# [Required task]
Provide an exact copy of the data, excluding the images.

(Stored entries)

╔══

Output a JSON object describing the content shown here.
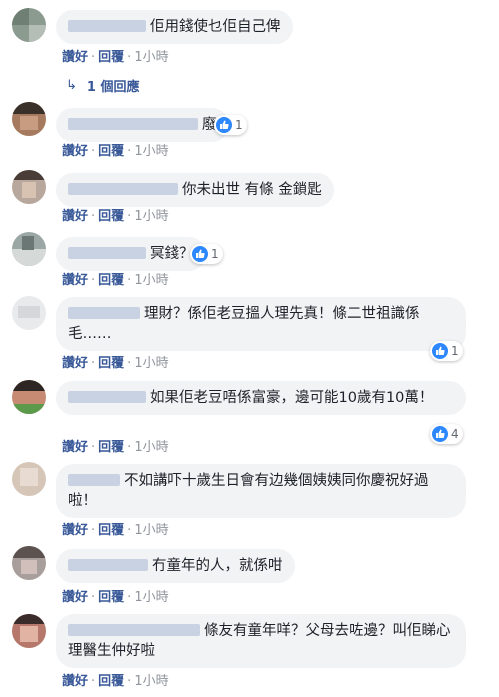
{
  "colors": {
    "link": "#385898",
    "bubble": "#f2f3f5",
    "like": "#2d88ff",
    "muted": "#90949c"
  },
  "actions": {
    "like": "讚好",
    "reply": "回覆",
    "separator": "·"
  },
  "reply_link": {
    "icon": "reply-arrow-icon",
    "label": "1 個回應"
  },
  "comments": [
    {
      "text": "佢用錢使乜佢自己俾",
      "time": "1小時",
      "reactions": null
    },
    {
      "text": "廢",
      "time": "1小時",
      "reactions": "1"
    },
    {
      "text": "你未出世 有條 金鎖匙",
      "time": "1小時",
      "reactions": null
    },
    {
      "text": "冥錢？",
      "time": "1小時",
      "reactions": "1"
    },
    {
      "text": "理財？係佢老豆搵人理先真！條二世祖識係毛……",
      "time": "1小時",
      "reactions": "1"
    },
    {
      "text": "如果佢老豆唔係富豪，邊可能10歲有10萬！",
      "time": "1小時",
      "reactions": "4"
    },
    {
      "text": "不如講吓十歲生日會有边幾個姨姨同你慶祝好過啦！",
      "time": "1小時",
      "reactions": null
    },
    {
      "text": "冇童年的人，就係咁",
      "time": "1小時",
      "reactions": null
    },
    {
      "text": "條友有童年咩？父母去咗邊？叫佢睇心理醫生仲好啦",
      "time": "1小時",
      "reactions": null
    }
  ]
}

╚══

# [Solution]
Output a JSON object describing the content shown here.
{
  "colors": {
    "link": "#385898",
    "bubble": "#f2f3f5",
    "like": "#2d88ff",
    "muted": "#90949c"
  },
  "actions": {
    "like": "讚好",
    "reply": "回覆",
    "separator": "·"
  },
  "reply_link": {
    "icon": "reply-arrow-icon",
    "label": "1 個回應"
  },
  "comments": [
    {
      "text": "佢用錢使乜佢自己俾",
      "time": "1小時",
      "reactions": null
    },
    {
      "text": "廢",
      "time": "1小時",
      "reactions": "1"
    },
    {
      "text": "你未出世 有條 金鎖匙",
      "time": "1小時",
      "reactions": null
    },
    {
      "text": "冥錢？",
      "time": "1小時",
      "reactions": "1"
    },
    {
      "text": "理財？係佢老豆搵人理先真！條二世祖識係毛……",
      "time": "1小時",
      "reactions": "1"
    },
    {
      "text": "如果佢老豆唔係富豪，邊可能10歲有10萬！",
      "time": "1小時",
      "reactions": "4"
    },
    {
      "text": "不如講吓十歲生日會有边幾個姨姨同你慶祝好過啦！",
      "time": "1小時",
      "reactions": null
    },
    {
      "text": "冇童年的人，就係咁",
      "time": "1小時",
      "reactions": null
    },
    {
      "text": "條友有童年咩？父母去咗邊？叫佢睇心理醫生仲好啦",
      "time": "1小時",
      "reactions": null
    }
  ]
}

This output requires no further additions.